■ Brief: Transcribe only the part of the listing below that begins at the line containing "Enumerate this screenshot's" and runs to its final line, keeping both ends.

■ The input:
>> start

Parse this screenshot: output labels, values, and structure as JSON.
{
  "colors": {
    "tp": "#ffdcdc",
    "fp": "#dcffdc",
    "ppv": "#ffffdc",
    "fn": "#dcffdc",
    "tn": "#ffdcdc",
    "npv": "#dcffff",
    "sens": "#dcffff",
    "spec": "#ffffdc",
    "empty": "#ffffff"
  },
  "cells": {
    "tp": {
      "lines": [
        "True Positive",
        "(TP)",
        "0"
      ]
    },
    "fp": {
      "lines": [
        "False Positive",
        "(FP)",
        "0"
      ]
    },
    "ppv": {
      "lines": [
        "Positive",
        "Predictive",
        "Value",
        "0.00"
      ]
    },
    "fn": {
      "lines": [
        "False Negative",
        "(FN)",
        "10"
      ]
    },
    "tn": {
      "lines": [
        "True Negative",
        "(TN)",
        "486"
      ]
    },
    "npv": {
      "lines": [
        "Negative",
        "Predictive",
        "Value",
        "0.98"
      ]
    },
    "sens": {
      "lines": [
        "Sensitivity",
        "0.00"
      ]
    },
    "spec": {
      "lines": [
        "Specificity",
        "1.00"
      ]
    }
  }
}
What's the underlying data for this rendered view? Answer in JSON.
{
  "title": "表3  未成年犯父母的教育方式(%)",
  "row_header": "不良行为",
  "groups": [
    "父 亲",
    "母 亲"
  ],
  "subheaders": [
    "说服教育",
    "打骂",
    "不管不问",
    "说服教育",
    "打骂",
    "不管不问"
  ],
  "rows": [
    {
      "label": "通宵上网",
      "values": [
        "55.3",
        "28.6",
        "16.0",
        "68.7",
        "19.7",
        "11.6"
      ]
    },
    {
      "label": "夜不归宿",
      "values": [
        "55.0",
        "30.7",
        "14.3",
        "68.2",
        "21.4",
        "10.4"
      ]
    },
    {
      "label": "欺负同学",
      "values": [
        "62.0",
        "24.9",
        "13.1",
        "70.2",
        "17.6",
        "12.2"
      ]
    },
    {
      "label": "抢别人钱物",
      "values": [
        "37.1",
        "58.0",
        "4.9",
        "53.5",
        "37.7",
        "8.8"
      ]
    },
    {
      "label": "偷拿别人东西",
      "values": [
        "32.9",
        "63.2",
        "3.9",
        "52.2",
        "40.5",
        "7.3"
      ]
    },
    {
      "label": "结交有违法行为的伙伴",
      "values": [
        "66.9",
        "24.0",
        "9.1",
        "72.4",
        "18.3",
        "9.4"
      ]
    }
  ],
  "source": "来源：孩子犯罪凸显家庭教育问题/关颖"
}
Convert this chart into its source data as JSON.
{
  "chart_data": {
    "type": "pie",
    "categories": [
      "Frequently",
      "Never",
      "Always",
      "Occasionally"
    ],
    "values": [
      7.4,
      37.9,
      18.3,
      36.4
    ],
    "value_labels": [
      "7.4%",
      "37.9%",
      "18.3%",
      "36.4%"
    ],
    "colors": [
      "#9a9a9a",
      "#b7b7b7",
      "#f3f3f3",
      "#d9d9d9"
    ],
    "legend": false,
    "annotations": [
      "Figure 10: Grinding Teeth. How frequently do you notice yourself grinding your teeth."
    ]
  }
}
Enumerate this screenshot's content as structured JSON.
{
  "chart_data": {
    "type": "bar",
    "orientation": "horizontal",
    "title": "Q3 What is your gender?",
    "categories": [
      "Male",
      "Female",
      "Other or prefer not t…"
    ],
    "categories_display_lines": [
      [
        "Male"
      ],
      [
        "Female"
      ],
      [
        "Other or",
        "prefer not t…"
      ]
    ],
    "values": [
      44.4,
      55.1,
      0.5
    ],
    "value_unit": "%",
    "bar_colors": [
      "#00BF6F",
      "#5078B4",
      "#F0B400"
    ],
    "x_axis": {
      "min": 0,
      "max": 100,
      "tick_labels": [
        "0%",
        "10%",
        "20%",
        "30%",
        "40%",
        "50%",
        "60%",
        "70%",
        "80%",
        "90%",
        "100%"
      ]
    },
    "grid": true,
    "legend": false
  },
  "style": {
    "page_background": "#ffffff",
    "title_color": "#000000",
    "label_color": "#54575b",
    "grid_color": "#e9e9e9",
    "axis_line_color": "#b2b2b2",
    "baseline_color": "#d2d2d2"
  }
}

>> end

■ Written response:
Enumerate this screenshot's content as structured JSON.
{
  "chart_data": {
    "type": "bar",
    "orientation": "horizontal",
    "title": "Q3 What is your gender?",
    "categories": [
      "Male",
      "Female",
      "Other or prefer not t…"
    ],
    "categories_display_lines": [
      [
        "Male"
      ],
      [
        "Female"
      ],
      [
        "Other or",
        "prefer not t…"
      ]
    ],
    "values": [
      44.4,
      55.1,
      0.5
    ],
    "value_unit": "%",
    "bar_colors": [
      "#00BF6F",
      "#5078B4",
      "#F0B400"
    ],
    "x_axis": {
      "min": 0,
      "max": 100,
      "tick_labels": [
        "0%",
        "10%",
        "20%",
        "30%",
        "40%",
        "50%",
        "60%",
        "70%",
        "80%",
        "90%",
        "100%"
      ]
    },
    "grid": true,
    "legend": false
  },
  "style": {
    "page_background": "#ffffff",
    "title_color": "#000000",
    "label_color": "#54575b",
    "grid_color": "#e9e9e9",
    "axis_line_color": "#b2b2b2",
    "baseline_color": "#d2d2d2"
  }
}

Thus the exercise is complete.